■ Problem to work on:
Retype the whole listing verbatim and keep the pictures out of it.

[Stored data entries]
— begin —
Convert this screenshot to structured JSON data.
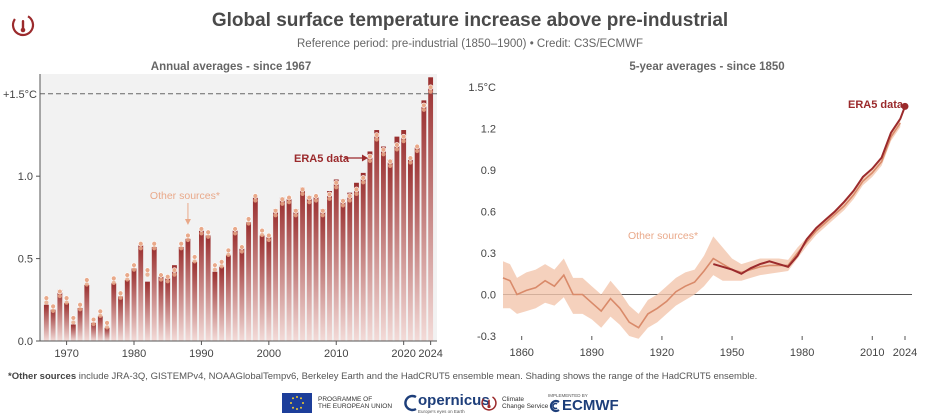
{
  "header": {
    "title": "Global surface temperature increase above pre-industrial",
    "subtitle": "Reference period: pre-industrial (1850–1900) • Credit: C3S/ECMWF"
  },
  "chart_data": [
    {
      "type": "bar",
      "title": "Annual averages - since 1967",
      "series_label": "ERA5 data",
      "other_label": "Other sources*",
      "threshold_label": "+1.5°C",
      "threshold": 1.5,
      "ylim": [
        0,
        1.62
      ],
      "yticks": [
        0.0,
        0.5,
        1.0
      ],
      "ytick_labels": [
        "0.0",
        "0.5",
        "1.0"
      ],
      "xtick_years": [
        1970,
        1980,
        1990,
        2000,
        2010,
        2020,
        2024
      ],
      "x": [
        1967,
        1968,
        1969,
        1970,
        1971,
        1972,
        1973,
        1974,
        1975,
        1976,
        1977,
        1978,
        1979,
        1980,
        1981,
        1982,
        1983,
        1984,
        1985,
        1986,
        1987,
        1988,
        1989,
        1990,
        1991,
        1992,
        1993,
        1994,
        1995,
        1996,
        1997,
        1998,
        1999,
        2000,
        2001,
        2002,
        2003,
        2004,
        2005,
        2006,
        2007,
        2008,
        2009,
        2010,
        2011,
        2012,
        2013,
        2014,
        2015,
        2016,
        2017,
        2018,
        2019,
        2020,
        2021,
        2022,
        2023,
        2024
      ],
      "values": [
        0.22,
        0.19,
        0.31,
        0.23,
        0.1,
        0.2,
        0.34,
        0.11,
        0.15,
        0.08,
        0.35,
        0.27,
        0.37,
        0.44,
        0.58,
        0.36,
        0.57,
        0.39,
        0.38,
        0.46,
        0.57,
        0.62,
        0.48,
        0.67,
        0.64,
        0.42,
        0.45,
        0.52,
        0.67,
        0.56,
        0.72,
        0.87,
        0.64,
        0.63,
        0.8,
        0.87,
        0.86,
        0.8,
        0.93,
        0.88,
        0.88,
        0.8,
        0.91,
        0.98,
        0.86,
        0.9,
        0.96,
        1.02,
        1.15,
        1.28,
        1.18,
        1.1,
        1.24,
        1.28,
        1.1,
        1.18,
        1.46,
        1.6
      ],
      "other_sources": [
        0.26,
        0.21,
        0.3,
        0.26,
        0.14,
        0.22,
        0.37,
        0.13,
        0.18,
        0.11,
        0.38,
        0.29,
        0.4,
        0.46,
        0.59,
        0.43,
        0.59,
        0.4,
        0.39,
        0.43,
        0.59,
        0.64,
        0.51,
        0.68,
        0.66,
        0.46,
        0.48,
        0.55,
        0.68,
        0.57,
        0.74,
        0.88,
        0.67,
        0.64,
        0.79,
        0.86,
        0.87,
        0.79,
        0.92,
        0.87,
        0.88,
        0.79,
        0.89,
        0.96,
        0.85,
        0.88,
        0.92,
        0.99,
        1.12,
        1.25,
        1.16,
        1.09,
        1.19,
        1.24,
        1.11,
        1.18,
        1.43,
        1.54
      ]
    },
    {
      "type": "line",
      "title": "5-year averages - since 1850",
      "series_label": "ERA5 data",
      "other_label": "Other sources*",
      "ylim": [
        -0.3,
        1.5
      ],
      "yticks": [
        -0.3,
        0.0,
        0.3,
        0.6,
        0.9,
        1.2,
        1.5
      ],
      "ytick_labels": [
        "-0.3",
        "0.0",
        "0.3",
        "0.6",
        "0.9",
        "1.2",
        "1.5°C"
      ],
      "xlim": [
        1852,
        2027
      ],
      "xtick_years": [
        1860,
        1890,
        1920,
        1950,
        1980,
        2010,
        2024
      ],
      "other_sources_x": [
        1852,
        1855,
        1858,
        1862,
        1866,
        1870,
        1874,
        1878,
        1882,
        1886,
        1890,
        1894,
        1898,
        1902,
        1906,
        1910,
        1914,
        1918,
        1922,
        1926,
        1930,
        1934,
        1938,
        1942,
        1946,
        1950,
        1954,
        1958,
        1962,
        1966,
        1970,
        1974,
        1978,
        1982,
        1986,
        1990,
        1994,
        1998,
        2002,
        2006,
        2010,
        2014,
        2018,
        2022
      ],
      "other_sources_y": [
        0.12,
        0.1,
        0.0,
        0.03,
        0.05,
        0.1,
        0.06,
        0.14,
        0.0,
        0.0,
        -0.06,
        -0.12,
        -0.03,
        -0.1,
        -0.2,
        -0.24,
        -0.14,
        -0.1,
        -0.05,
        0.02,
        0.06,
        0.09,
        0.17,
        0.26,
        0.22,
        0.18,
        0.16,
        0.18,
        0.2,
        0.21,
        0.21,
        0.21,
        0.3,
        0.38,
        0.46,
        0.52,
        0.58,
        0.64,
        0.72,
        0.82,
        0.88,
        0.96,
        1.14,
        1.24
      ],
      "band_low": [
        -0.1,
        -0.1,
        -0.14,
        -0.12,
        -0.1,
        -0.06,
        -0.08,
        -0.02,
        -0.14,
        -0.14,
        -0.18,
        -0.24,
        -0.16,
        -0.22,
        -0.3,
        -0.32,
        -0.24,
        -0.2,
        -0.14,
        -0.08,
        -0.04,
        0.0,
        0.06,
        0.14,
        0.1,
        0.1,
        0.1,
        0.12,
        0.14,
        0.15,
        0.16,
        0.17,
        0.26,
        0.35,
        0.43,
        0.49,
        0.55,
        0.61,
        0.69,
        0.79,
        0.85,
        0.93,
        1.11,
        1.21
      ],
      "band_high": [
        0.24,
        0.22,
        0.12,
        0.16,
        0.18,
        0.22,
        0.18,
        0.26,
        0.12,
        0.12,
        0.06,
        0.0,
        0.1,
        0.02,
        -0.08,
        -0.14,
        -0.04,
        0.0,
        0.06,
        0.12,
        0.16,
        0.18,
        0.28,
        0.42,
        0.34,
        0.26,
        0.22,
        0.24,
        0.26,
        0.26,
        0.26,
        0.25,
        0.34,
        0.41,
        0.49,
        0.55,
        0.61,
        0.67,
        0.75,
        0.85,
        0.91,
        0.99,
        1.17,
        1.27
      ],
      "era5_x": [
        1942,
        1946,
        1950,
        1954,
        1958,
        1962,
        1966,
        1970,
        1974,
        1978,
        1982,
        1986,
        1990,
        1994,
        1998,
        2002,
        2006,
        2010,
        2014,
        2018,
        2022,
        2024
      ],
      "era5_y": [
        0.22,
        0.2,
        0.18,
        0.15,
        0.19,
        0.22,
        0.24,
        0.22,
        0.2,
        0.28,
        0.4,
        0.48,
        0.54,
        0.6,
        0.67,
        0.75,
        0.85,
        0.91,
        0.99,
        1.17,
        1.27,
        1.36
      ]
    }
  ],
  "footnote": {
    "bold": "*Other sources",
    "text": " include JRA-3Q, GISTEMPv4, NOAAGlobalTempv6, Berkeley Earth and the HadCRUT5 ensemble mean. Shading shows the range of the HadCRUT5 ensemble."
  },
  "footer_logos": {
    "eu_line1": "PROGRAMME OF",
    "eu_line2": "THE EUROPEAN UNION",
    "copernicus": "opernicus",
    "copernicus_tag": "Europe's eyes on Earth",
    "ccs_line1": "Climate",
    "ccs_line2": "Change Service",
    "implemented": "IMPLEMENTED BY",
    "ecmwf": "ECMWF"
  },
  "colors": {
    "era5": "#9b2a2c",
    "bar_top": "#9a2f2f",
    "bar_bottom": "#f3dbd8",
    "other": "#e9a98a",
    "band": "#f3c6ad",
    "axis": "#555555"
  }
}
— end —
■ Result for this task:
Convert this screenshot to structured JSON data.
{
  "header": {
    "title": "Global surface temperature increase above pre-industrial",
    "subtitle": "Reference period: pre-industrial (1850–1900) • Credit: C3S/ECMWF"
  },
  "chart_data": [
    {
      "type": "bar",
      "title": "Annual averages - since 1967",
      "series_label": "ERA5 data",
      "other_label": "Other sources*",
      "threshold_label": "+1.5°C",
      "threshold": 1.5,
      "ylim": [
        0,
        1.62
      ],
      "yticks": [
        0.0,
        0.5,
        1.0
      ],
      "ytick_labels": [
        "0.0",
        "0.5",
        "1.0"
      ],
      "xtick_years": [
        1970,
        1980,
        1990,
        2000,
        2010,
        2020,
        2024
      ],
      "x": [
        1967,
        1968,
        1969,
        1970,
        1971,
        1972,
        1973,
        1974,
        1975,
        1976,
        1977,
        1978,
        1979,
        1980,
        1981,
        1982,
        1983,
        1984,
        1985,
        1986,
        1987,
        1988,
        1989,
        1990,
        1991,
        1992,
        1993,
        1994,
        1995,
        1996,
        1997,
        1998,
        1999,
        2000,
        2001,
        2002,
        2003,
        2004,
        2005,
        2006,
        2007,
        2008,
        2009,
        2010,
        2011,
        2012,
        2013,
        2014,
        2015,
        2016,
        2017,
        2018,
        2019,
        2020,
        2021,
        2022,
        2023,
        2024
      ],
      "values": [
        0.22,
        0.19,
        0.31,
        0.23,
        0.1,
        0.2,
        0.34,
        0.11,
        0.15,
        0.08,
        0.35,
        0.27,
        0.37,
        0.44,
        0.58,
        0.36,
        0.57,
        0.39,
        0.38,
        0.46,
        0.57,
        0.62,
        0.48,
        0.67,
        0.64,
        0.42,
        0.45,
        0.52,
        0.67,
        0.56,
        0.72,
        0.87,
        0.64,
        0.63,
        0.8,
        0.87,
        0.86,
        0.8,
        0.93,
        0.88,
        0.88,
        0.8,
        0.91,
        0.98,
        0.86,
        0.9,
        0.96,
        1.02,
        1.15,
        1.28,
        1.18,
        1.1,
        1.24,
        1.28,
        1.1,
        1.18,
        1.46,
        1.6
      ],
      "other_sources": [
        0.26,
        0.21,
        0.3,
        0.26,
        0.14,
        0.22,
        0.37,
        0.13,
        0.18,
        0.11,
        0.38,
        0.29,
        0.4,
        0.46,
        0.59,
        0.43,
        0.59,
        0.4,
        0.39,
        0.43,
        0.59,
        0.64,
        0.51,
        0.68,
        0.66,
        0.46,
        0.48,
        0.55,
        0.68,
        0.57,
        0.74,
        0.88,
        0.67,
        0.64,
        0.79,
        0.86,
        0.87,
        0.79,
        0.92,
        0.87,
        0.88,
        0.79,
        0.89,
        0.96,
        0.85,
        0.88,
        0.92,
        0.99,
        1.12,
        1.25,
        1.16,
        1.09,
        1.19,
        1.24,
        1.11,
        1.18,
        1.43,
        1.54
      ]
    },
    {
      "type": "line",
      "title": "5-year averages - since 1850",
      "series_label": "ERA5 data",
      "other_label": "Other sources*",
      "ylim": [
        -0.3,
        1.5
      ],
      "yticks": [
        -0.3,
        0.0,
        0.3,
        0.6,
        0.9,
        1.2,
        1.5
      ],
      "ytick_labels": [
        "-0.3",
        "0.0",
        "0.3",
        "0.6",
        "0.9",
        "1.2",
        "1.5°C"
      ],
      "xlim": [
        1852,
        2027
      ],
      "xtick_years": [
        1860,
        1890,
        1920,
        1950,
        1980,
        2010,
        2024
      ],
      "other_sources_x": [
        1852,
        1855,
        1858,
        1862,
        1866,
        1870,
        1874,
        1878,
        1882,
        1886,
        1890,
        1894,
        1898,
        1902,
        1906,
        1910,
        1914,
        1918,
        1922,
        1926,
        1930,
        1934,
        1938,
        1942,
        1946,
        1950,
        1954,
        1958,
        1962,
        1966,
        1970,
        1974,
        1978,
        1982,
        1986,
        1990,
        1994,
        1998,
        2002,
        2006,
        2010,
        2014,
        2018,
        2022
      ],
      "other_sources_y": [
        0.12,
        0.1,
        0.0,
        0.03,
        0.05,
        0.1,
        0.06,
        0.14,
        0.0,
        0.0,
        -0.06,
        -0.12,
        -0.03,
        -0.1,
        -0.2,
        -0.24,
        -0.14,
        -0.1,
        -0.05,
        0.02,
        0.06,
        0.09,
        0.17,
        0.26,
        0.22,
        0.18,
        0.16,
        0.18,
        0.2,
        0.21,
        0.21,
        0.21,
        0.3,
        0.38,
        0.46,
        0.52,
        0.58,
        0.64,
        0.72,
        0.82,
        0.88,
        0.96,
        1.14,
        1.24
      ],
      "band_low": [
        -0.1,
        -0.1,
        -0.14,
        -0.12,
        -0.1,
        -0.06,
        -0.08,
        -0.02,
        -0.14,
        -0.14,
        -0.18,
        -0.24,
        -0.16,
        -0.22,
        -0.3,
        -0.32,
        -0.24,
        -0.2,
        -0.14,
        -0.08,
        -0.04,
        0.0,
        0.06,
        0.14,
        0.1,
        0.1,
        0.1,
        0.12,
        0.14,
        0.15,
        0.16,
        0.17,
        0.26,
        0.35,
        0.43,
        0.49,
        0.55,
        0.61,
        0.69,
        0.79,
        0.85,
        0.93,
        1.11,
        1.21
      ],
      "band_high": [
        0.24,
        0.22,
        0.12,
        0.16,
        0.18,
        0.22,
        0.18,
        0.26,
        0.12,
        0.12,
        0.06,
        0.0,
        0.1,
        0.02,
        -0.08,
        -0.14,
        -0.04,
        0.0,
        0.06,
        0.12,
        0.16,
        0.18,
        0.28,
        0.42,
        0.34,
        0.26,
        0.22,
        0.24,
        0.26,
        0.26,
        0.26,
        0.25,
        0.34,
        0.41,
        0.49,
        0.55,
        0.61,
        0.67,
        0.75,
        0.85,
        0.91,
        0.99,
        1.17,
        1.27
      ],
      "era5_x": [
        1942,
        1946,
        1950,
        1954,
        1958,
        1962,
        1966,
        1970,
        1974,
        1978,
        1982,
        1986,
        1990,
        1994,
        1998,
        2002,
        2006,
        2010,
        2014,
        2018,
        2022,
        2024
      ],
      "era5_y": [
        0.22,
        0.2,
        0.18,
        0.15,
        0.19,
        0.22,
        0.24,
        0.22,
        0.2,
        0.28,
        0.4,
        0.48,
        0.54,
        0.6,
        0.67,
        0.75,
        0.85,
        0.91,
        0.99,
        1.17,
        1.27,
        1.36
      ]
    }
  ],
  "footnote": {
    "bold": "*Other sources",
    "text": " include JRA-3Q, GISTEMPv4, NOAAGlobalTempv6, Berkeley Earth and the HadCRUT5 ensemble mean. Shading shows the range of the HadCRUT5 ensemble."
  },
  "footer_logos": {
    "eu_line1": "PROGRAMME OF",
    "eu_line2": "THE EUROPEAN UNION",
    "copernicus": "opernicus",
    "copernicus_tag": "Europe's eyes on Earth",
    "ccs_line1": "Climate",
    "ccs_line2": "Change Service",
    "implemented": "IMPLEMENTED BY",
    "ecmwf": "ECMWF"
  },
  "colors": {
    "era5": "#9b2a2c",
    "bar_top": "#9a2f2f",
    "bar_bottom": "#f3dbd8",
    "other": "#e9a98a",
    "band": "#f3c6ad",
    "axis": "#555555"
  }
}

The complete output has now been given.